(Dataset items)
⟨

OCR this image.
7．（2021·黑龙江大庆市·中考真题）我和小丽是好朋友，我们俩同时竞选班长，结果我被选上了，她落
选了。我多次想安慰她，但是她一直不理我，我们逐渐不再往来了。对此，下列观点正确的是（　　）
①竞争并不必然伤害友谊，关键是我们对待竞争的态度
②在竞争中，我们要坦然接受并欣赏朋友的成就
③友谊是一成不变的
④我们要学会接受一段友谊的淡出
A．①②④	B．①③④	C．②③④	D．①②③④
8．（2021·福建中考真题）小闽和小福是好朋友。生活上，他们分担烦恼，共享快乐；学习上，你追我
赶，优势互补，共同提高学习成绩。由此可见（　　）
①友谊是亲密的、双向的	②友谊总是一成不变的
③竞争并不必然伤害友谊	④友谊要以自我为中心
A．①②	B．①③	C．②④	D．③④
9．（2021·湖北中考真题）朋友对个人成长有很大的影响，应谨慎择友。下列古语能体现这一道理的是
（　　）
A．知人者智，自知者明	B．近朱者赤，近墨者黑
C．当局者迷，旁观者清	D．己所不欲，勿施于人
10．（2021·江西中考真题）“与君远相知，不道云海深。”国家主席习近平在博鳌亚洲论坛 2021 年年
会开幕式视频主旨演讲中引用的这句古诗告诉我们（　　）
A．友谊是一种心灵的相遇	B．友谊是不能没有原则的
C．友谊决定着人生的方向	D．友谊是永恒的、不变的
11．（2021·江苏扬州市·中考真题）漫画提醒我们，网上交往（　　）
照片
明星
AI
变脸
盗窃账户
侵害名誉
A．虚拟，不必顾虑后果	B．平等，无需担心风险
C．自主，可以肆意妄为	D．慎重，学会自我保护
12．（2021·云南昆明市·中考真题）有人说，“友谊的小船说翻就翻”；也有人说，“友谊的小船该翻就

⟩

WORK TO COMPLETE: Output the listing above without altering a single character.

ANSWER TO THE TASK:
OCR this image.
7．（2021·黑龙江大庆市·中考真题）我和小丽是好朋友，我们俩同时竞选班长，结果我被选上了，她落
选了。我多次想安慰她，但是她一直不理我，我们逐渐不再往来了。对此，下列观点正确的是（　　）
①竞争并不必然伤害友谊，关键是我们对待竞争的态度
②在竞争中，我们要坦然接受并欣赏朋友的成就
③友谊是一成不变的
④我们要学会接受一段友谊的淡出
A．①②④	B．①③④	C．②③④	D．①②③④
8．（2021·福建中考真题）小闽和小福是好朋友。生活上，他们分担烦恼，共享快乐；学习上，你追我
赶，优势互补，共同提高学习成绩。由此可见（　　）
①友谊是亲密的、双向的	②友谊总是一成不变的
③竞争并不必然伤害友谊	④友谊要以自我为中心
A．①②	B．①③	C．②④	D．③④
9．（2021·湖北中考真题）朋友对个人成长有很大的影响，应谨慎择友。下列古语能体现这一道理的是
（　　）
A．知人者智，自知者明	B．近朱者赤，近墨者黑
C．当局者迷，旁观者清	D．己所不欲，勿施于人
10．（2021·江西中考真题）“与君远相知，不道云海深。”国家主席习近平在博鳌亚洲论坛 2021 年年
会开幕式视频主旨演讲中引用的这句古诗告诉我们（　　）
A．友谊是一种心灵的相遇	B．友谊是不能没有原则的
C．友谊决定着人生的方向	D．友谊是永恒的、不变的
11．（2021·江苏扬州市·中考真题）漫画提醒我们，网上交往（　　）
照片
明星
AI
变脸
盗窃账户
侵害名誉
A．虚拟，不必顾虑后果	B．平等，无需担心风险
C．自主，可以肆意妄为	D．慎重，学会自我保护
12．（2021·云南昆明市·中考真题）有人说，“友谊的小船说翻就翻”；也有人说，“友谊的小船该翻就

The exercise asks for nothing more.